### Exercise instructions
Copy out, exactly as written, only the line containing "Convert this screenshot" and the lines after it through the end of the records.

Data items:
■ ■ ■ ■ ■
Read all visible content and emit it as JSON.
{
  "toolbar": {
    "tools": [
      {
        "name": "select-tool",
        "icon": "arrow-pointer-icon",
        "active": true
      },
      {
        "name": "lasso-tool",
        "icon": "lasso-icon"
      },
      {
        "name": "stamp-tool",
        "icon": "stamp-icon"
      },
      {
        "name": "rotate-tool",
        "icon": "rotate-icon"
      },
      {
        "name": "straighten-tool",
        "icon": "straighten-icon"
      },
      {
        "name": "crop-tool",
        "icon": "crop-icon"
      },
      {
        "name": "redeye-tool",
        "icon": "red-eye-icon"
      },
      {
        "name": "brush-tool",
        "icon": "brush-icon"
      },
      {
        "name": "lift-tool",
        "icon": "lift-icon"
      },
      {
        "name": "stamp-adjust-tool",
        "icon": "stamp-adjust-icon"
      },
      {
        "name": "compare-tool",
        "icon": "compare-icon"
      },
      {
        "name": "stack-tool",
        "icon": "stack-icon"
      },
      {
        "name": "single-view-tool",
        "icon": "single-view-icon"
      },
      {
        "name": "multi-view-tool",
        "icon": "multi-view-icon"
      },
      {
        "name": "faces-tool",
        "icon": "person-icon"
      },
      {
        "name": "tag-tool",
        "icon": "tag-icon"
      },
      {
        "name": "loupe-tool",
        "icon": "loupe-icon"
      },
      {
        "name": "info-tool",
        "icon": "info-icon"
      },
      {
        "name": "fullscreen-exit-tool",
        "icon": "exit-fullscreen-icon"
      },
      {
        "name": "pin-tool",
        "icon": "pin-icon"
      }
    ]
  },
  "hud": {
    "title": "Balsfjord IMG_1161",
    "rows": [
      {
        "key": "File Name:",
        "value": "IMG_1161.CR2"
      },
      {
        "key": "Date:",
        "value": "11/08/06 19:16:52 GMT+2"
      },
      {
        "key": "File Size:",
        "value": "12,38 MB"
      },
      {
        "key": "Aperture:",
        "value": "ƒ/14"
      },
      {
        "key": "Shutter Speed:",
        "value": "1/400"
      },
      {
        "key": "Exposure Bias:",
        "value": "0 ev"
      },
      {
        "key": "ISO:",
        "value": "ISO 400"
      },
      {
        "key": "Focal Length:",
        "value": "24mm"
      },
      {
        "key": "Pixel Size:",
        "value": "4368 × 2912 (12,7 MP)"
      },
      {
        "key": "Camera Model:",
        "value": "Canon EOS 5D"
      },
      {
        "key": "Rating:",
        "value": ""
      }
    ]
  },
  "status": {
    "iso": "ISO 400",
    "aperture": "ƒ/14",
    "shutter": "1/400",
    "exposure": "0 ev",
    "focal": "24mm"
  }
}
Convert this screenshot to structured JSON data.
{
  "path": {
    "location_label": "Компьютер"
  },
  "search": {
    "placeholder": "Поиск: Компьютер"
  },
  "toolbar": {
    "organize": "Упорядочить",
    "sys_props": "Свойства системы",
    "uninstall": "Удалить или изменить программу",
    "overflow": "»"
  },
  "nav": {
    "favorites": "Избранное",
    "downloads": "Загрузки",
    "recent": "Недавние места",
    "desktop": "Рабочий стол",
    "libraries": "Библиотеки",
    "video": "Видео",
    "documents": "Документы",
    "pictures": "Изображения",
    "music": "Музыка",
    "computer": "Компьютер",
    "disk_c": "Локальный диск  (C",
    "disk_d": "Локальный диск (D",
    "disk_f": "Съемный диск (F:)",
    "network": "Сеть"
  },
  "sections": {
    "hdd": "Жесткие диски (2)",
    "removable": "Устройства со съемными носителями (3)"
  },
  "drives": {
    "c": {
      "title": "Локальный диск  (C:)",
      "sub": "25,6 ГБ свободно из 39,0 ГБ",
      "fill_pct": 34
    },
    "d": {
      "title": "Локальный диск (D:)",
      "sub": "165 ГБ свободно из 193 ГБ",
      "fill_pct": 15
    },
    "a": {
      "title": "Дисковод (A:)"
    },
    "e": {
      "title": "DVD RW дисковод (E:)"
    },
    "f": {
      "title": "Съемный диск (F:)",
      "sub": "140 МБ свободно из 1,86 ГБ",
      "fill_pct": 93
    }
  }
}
■ ■ ■ ■ ■
### Reply to the task
Convert this screenshot to structured JSON data.
{
  "path": {
    "location_label": "Компьютер"
  },
  "search": {
    "placeholder": "Поиск: Компьютер"
  },
  "toolbar": {
    "organize": "Упорядочить",
    "sys_props": "Свойства системы",
    "uninstall": "Удалить или изменить программу",
    "overflow": "»"
  },
  "nav": {
    "favorites": "Избранное",
    "downloads": "Загрузки",
    "recent": "Недавние места",
    "desktop": "Рабочий стол",
    "libraries": "Библиотеки",
    "video": "Видео",
    "documents": "Документы",
    "pictures": "Изображения",
    "music": "Музыка",
    "computer": "Компьютер",
    "disk_c": "Локальный диск  (C",
    "disk_d": "Локальный диск (D",
    "disk_f": "Съемный диск (F:)",
    "network": "Сеть"
  },
  "sections": {
    "hdd": "Жесткие диски (2)",
    "removable": "Устройства со съемными носителями (3)"
  },
  "drives": {
    "c": {
      "title": "Локальный диск  (C:)",
      "sub": "25,6 ГБ свободно из 39,0 ГБ",
      "fill_pct": 34
    },
    "d": {
      "title": "Локальный диск (D:)",
      "sub": "165 ГБ свободно из 193 ГБ",
      "fill_pct": 15
    },
    "a": {
      "title": "Дисковод (A:)"
    },
    "e": {
      "title": "DVD RW дисковод (E:)"
    },
    "f": {
      "title": "Съемный диск (F:)",
      "sub": "140 МБ свободно из 1,86 ГБ",
      "fill_pct": 93
    }
  }
}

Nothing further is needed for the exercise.